** START OF Input rows **

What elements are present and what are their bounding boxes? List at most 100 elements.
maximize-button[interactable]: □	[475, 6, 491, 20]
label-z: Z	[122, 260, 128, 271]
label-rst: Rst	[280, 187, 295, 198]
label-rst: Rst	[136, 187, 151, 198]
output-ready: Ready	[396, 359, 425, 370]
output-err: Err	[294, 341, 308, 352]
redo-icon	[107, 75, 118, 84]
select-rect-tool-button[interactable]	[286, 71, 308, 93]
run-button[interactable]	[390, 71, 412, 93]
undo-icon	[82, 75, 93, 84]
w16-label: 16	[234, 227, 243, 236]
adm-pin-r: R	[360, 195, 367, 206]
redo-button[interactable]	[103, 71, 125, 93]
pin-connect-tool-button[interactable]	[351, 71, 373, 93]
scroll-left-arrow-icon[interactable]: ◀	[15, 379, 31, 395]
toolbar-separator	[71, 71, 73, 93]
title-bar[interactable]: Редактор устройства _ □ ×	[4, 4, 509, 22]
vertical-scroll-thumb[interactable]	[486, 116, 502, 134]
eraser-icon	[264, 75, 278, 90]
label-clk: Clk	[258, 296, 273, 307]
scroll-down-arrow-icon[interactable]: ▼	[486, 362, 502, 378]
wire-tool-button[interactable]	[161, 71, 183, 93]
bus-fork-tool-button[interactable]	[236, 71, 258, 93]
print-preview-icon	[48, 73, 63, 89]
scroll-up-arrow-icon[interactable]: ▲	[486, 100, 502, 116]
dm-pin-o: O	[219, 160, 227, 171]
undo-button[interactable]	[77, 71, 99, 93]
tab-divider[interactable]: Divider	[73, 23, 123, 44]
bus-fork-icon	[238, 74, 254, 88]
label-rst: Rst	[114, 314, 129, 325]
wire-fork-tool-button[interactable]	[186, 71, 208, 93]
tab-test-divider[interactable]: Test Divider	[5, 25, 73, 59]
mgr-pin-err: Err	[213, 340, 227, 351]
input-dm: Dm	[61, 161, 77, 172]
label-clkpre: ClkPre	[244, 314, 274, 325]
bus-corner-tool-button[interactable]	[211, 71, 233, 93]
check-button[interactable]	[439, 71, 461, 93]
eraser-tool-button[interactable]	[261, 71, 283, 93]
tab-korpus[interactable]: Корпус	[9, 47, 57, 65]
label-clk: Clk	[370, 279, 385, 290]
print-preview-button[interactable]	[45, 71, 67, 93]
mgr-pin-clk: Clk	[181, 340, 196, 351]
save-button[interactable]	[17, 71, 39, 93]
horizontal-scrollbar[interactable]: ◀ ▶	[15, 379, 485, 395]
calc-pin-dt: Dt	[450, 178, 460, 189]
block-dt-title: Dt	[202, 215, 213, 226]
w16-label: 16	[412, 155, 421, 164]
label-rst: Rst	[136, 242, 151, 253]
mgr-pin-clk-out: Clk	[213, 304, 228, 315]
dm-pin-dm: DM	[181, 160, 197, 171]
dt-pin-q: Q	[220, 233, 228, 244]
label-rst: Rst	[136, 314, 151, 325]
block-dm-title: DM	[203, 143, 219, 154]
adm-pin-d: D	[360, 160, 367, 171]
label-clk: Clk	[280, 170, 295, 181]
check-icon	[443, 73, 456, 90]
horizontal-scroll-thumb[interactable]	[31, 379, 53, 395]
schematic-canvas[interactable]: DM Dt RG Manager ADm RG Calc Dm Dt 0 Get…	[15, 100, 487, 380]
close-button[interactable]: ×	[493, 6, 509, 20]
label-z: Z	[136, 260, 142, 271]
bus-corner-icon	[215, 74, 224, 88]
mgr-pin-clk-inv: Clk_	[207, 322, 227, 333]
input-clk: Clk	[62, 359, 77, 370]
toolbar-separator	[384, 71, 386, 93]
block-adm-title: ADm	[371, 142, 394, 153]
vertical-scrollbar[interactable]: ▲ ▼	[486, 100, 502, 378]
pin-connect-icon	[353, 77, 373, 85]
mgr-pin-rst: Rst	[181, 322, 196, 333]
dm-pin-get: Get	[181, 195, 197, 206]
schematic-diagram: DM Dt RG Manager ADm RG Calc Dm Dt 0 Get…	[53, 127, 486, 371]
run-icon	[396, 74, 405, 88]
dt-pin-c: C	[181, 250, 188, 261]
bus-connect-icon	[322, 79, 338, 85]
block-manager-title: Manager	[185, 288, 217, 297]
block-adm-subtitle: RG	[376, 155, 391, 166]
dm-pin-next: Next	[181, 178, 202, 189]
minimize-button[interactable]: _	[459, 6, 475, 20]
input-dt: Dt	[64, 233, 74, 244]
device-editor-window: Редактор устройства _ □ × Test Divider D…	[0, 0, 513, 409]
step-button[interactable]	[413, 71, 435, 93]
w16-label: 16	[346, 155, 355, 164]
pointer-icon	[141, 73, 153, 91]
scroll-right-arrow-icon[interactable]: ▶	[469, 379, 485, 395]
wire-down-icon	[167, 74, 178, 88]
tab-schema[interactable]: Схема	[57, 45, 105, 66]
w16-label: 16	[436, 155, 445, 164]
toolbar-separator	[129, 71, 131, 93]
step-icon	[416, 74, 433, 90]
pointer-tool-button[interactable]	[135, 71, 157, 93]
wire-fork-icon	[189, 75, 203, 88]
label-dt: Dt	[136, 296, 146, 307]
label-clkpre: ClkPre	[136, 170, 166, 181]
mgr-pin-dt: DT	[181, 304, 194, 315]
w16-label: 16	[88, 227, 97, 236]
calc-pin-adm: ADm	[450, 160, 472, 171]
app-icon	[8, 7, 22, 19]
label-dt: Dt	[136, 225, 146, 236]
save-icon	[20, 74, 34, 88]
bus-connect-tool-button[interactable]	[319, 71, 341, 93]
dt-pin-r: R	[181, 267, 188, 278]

** END OF Input rows **

### Stated exercise
Copy out all of the lines above, word for word.

### Full solution
What elements are present and what are their bounding boxes? List at most 100 elements.
maximize-button[interactable]: □	[475, 6, 491, 20]
label-z: Z	[122, 260, 128, 271]
label-rst: Rst	[280, 187, 295, 198]
label-rst: Rst	[136, 187, 151, 198]
output-ready: Ready	[396, 359, 425, 370]
output-err: Err	[294, 341, 308, 352]
redo-icon	[107, 75, 118, 84]
select-rect-tool-button[interactable]	[286, 71, 308, 93]
run-button[interactable]	[390, 71, 412, 93]
undo-icon	[82, 75, 93, 84]
w16-label: 16	[234, 227, 243, 236]
adm-pin-r: R	[360, 195, 367, 206]
redo-button[interactable]	[103, 71, 125, 93]
pin-connect-tool-button[interactable]	[351, 71, 373, 93]
scroll-left-arrow-icon[interactable]: ◀	[15, 379, 31, 395]
toolbar-separator	[71, 71, 73, 93]
title-bar[interactable]: Редактор устройства _ □ ×	[4, 4, 509, 22]
vertical-scroll-thumb[interactable]	[486, 116, 502, 134]
eraser-icon	[264, 75, 278, 90]
label-clk: Clk	[258, 296, 273, 307]
scroll-down-arrow-icon[interactable]: ▼	[486, 362, 502, 378]
wire-tool-button[interactable]	[161, 71, 183, 93]
bus-fork-tool-button[interactable]	[236, 71, 258, 93]
print-preview-icon	[48, 73, 63, 89]
scroll-up-arrow-icon[interactable]: ▲	[486, 100, 502, 116]
dm-pin-o: O	[219, 160, 227, 171]
undo-button[interactable]	[77, 71, 99, 93]
tab-divider[interactable]: Divider	[73, 23, 123, 44]
bus-fork-icon	[238, 74, 254, 88]
label-rst: Rst	[114, 314, 129, 325]
wire-fork-tool-button[interactable]	[186, 71, 208, 93]
tab-test-divider[interactable]: Test Divider	[5, 25, 73, 59]
mgr-pin-err: Err	[213, 340, 227, 351]
input-dm: Dm	[61, 161, 77, 172]
label-clkpre: ClkPre	[244, 314, 274, 325]
bus-corner-tool-button[interactable]	[211, 71, 233, 93]
check-button[interactable]	[439, 71, 461, 93]
eraser-tool-button[interactable]	[261, 71, 283, 93]
tab-korpus[interactable]: Корпус	[9, 47, 57, 65]
label-clk: Clk	[370, 279, 385, 290]
print-preview-button[interactable]	[45, 71, 67, 93]
mgr-pin-clk: Clk	[181, 340, 196, 351]
save-button[interactable]	[17, 71, 39, 93]
horizontal-scrollbar[interactable]: ◀ ▶	[15, 379, 485, 395]
calc-pin-dt: Dt	[450, 178, 460, 189]
block-dt-title: Dt	[202, 215, 213, 226]
w16-label: 16	[412, 155, 421, 164]
label-rst: Rst	[136, 242, 151, 253]
mgr-pin-clk-out: Clk	[213, 304, 228, 315]
dm-pin-dm: DM	[181, 160, 197, 171]
dt-pin-q: Q	[220, 233, 228, 244]
label-rst: Rst	[136, 314, 151, 325]
block-dm-title: DM	[203, 143, 219, 154]
adm-pin-d: D	[360, 160, 367, 171]
label-clk: Clk	[280, 170, 295, 181]
check-icon	[443, 73, 456, 90]
horizontal-scroll-thumb[interactable]	[31, 379, 53, 395]
schematic-canvas[interactable]: DM Dt RG Manager ADm RG Calc Dm Dt 0 Get…	[15, 100, 487, 380]
close-button[interactable]: ×	[493, 6, 509, 20]
label-z: Z	[136, 260, 142, 271]
bus-corner-icon	[215, 74, 224, 88]
mgr-pin-clk-inv: Clk_	[207, 322, 227, 333]
input-clk: Clk	[62, 359, 77, 370]
toolbar-separator	[384, 71, 386, 93]
block-adm-title: ADm	[371, 142, 394, 153]
vertical-scrollbar[interactable]: ▲ ▼	[486, 100, 502, 378]
pin-connect-icon	[353, 77, 373, 85]
mgr-pin-rst: Rst	[181, 322, 196, 333]
dm-pin-get: Get	[181, 195, 197, 206]
schematic-diagram: DM Dt RG Manager ADm RG Calc Dm Dt 0 Get…	[53, 127, 486, 371]
run-icon	[396, 74, 405, 88]
dt-pin-c: C	[181, 250, 188, 261]
bus-connect-icon	[322, 79, 338, 85]
block-manager-title: Manager	[185, 288, 217, 297]
block-adm-subtitle: RG	[376, 155, 391, 166]
dm-pin-next: Next	[181, 178, 202, 189]
minimize-button[interactable]: _	[459, 6, 475, 20]
input-dt: Dt	[64, 233, 74, 244]
device-editor-window: Редактор устройства _ □ × Test Divider D…	[0, 0, 513, 409]
step-button[interactable]	[413, 71, 435, 93]
w16-label: 16	[346, 155, 355, 164]
pointer-icon	[141, 73, 153, 91]
scroll-right-arrow-icon[interactable]: ▶	[469, 379, 485, 395]
wire-down-icon	[167, 74, 178, 88]
tab-schema[interactable]: Схема	[57, 45, 105, 66]
w16-label: 16	[436, 155, 445, 164]
toolbar-separator	[129, 71, 131, 93]
step-icon	[416, 74, 433, 90]
pointer-tool-button[interactable]	[135, 71, 157, 93]
wire-fork-icon	[189, 75, 203, 88]
label-dt: Dt	[136, 296, 146, 307]
label-clkpre: ClkPre	[136, 170, 166, 181]
mgr-pin-dt: DT	[181, 304, 194, 315]
w16-label: 16	[88, 227, 97, 236]
calc-pin-adm: ADm	[450, 160, 472, 171]
app-icon	[8, 7, 22, 19]
label-dt: Dt	[136, 225, 146, 236]
save-icon	[20, 74, 34, 88]
bus-connect-tool-button[interactable]	[319, 71, 341, 93]
dt-pin-r: R	[181, 267, 188, 278]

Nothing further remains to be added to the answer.